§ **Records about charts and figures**
────────

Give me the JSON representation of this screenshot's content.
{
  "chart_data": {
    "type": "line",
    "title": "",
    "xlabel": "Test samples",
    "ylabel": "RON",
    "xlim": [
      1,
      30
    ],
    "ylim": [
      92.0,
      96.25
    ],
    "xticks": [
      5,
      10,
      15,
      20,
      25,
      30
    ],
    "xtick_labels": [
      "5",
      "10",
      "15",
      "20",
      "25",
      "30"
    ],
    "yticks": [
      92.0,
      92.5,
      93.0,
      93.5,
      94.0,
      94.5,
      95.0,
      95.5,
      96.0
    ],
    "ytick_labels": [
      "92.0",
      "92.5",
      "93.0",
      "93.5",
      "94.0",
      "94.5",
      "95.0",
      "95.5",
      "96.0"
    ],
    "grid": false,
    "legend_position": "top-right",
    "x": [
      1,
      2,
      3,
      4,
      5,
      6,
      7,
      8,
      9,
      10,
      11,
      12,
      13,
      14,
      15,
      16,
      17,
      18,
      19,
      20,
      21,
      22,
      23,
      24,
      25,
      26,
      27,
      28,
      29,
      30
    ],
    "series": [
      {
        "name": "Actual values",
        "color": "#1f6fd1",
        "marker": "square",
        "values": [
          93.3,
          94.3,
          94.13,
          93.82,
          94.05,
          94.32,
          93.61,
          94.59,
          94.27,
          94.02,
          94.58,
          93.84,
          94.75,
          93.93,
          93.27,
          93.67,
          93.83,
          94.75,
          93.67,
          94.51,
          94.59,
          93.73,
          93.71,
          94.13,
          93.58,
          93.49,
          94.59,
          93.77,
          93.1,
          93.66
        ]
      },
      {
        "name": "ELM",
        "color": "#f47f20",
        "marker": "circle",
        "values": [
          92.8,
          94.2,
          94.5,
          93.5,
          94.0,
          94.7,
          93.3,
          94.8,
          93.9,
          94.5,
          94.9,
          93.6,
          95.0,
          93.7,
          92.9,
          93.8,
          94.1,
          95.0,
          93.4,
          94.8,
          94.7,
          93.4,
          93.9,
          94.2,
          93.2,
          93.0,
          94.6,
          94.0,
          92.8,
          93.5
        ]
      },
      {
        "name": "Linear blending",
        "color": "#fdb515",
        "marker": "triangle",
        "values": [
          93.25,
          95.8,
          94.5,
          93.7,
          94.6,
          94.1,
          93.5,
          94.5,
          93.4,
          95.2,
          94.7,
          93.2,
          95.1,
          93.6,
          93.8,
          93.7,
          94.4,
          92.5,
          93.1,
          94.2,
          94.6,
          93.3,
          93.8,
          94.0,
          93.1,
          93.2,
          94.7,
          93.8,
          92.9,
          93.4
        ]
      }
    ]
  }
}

────────

§ **What you are asked to do**
Search the records for the word "name". Copy every line that has it.

§ **The completed task**
        "name": "Actual values",
        "name": "ELM",
        "name": "Linear blending",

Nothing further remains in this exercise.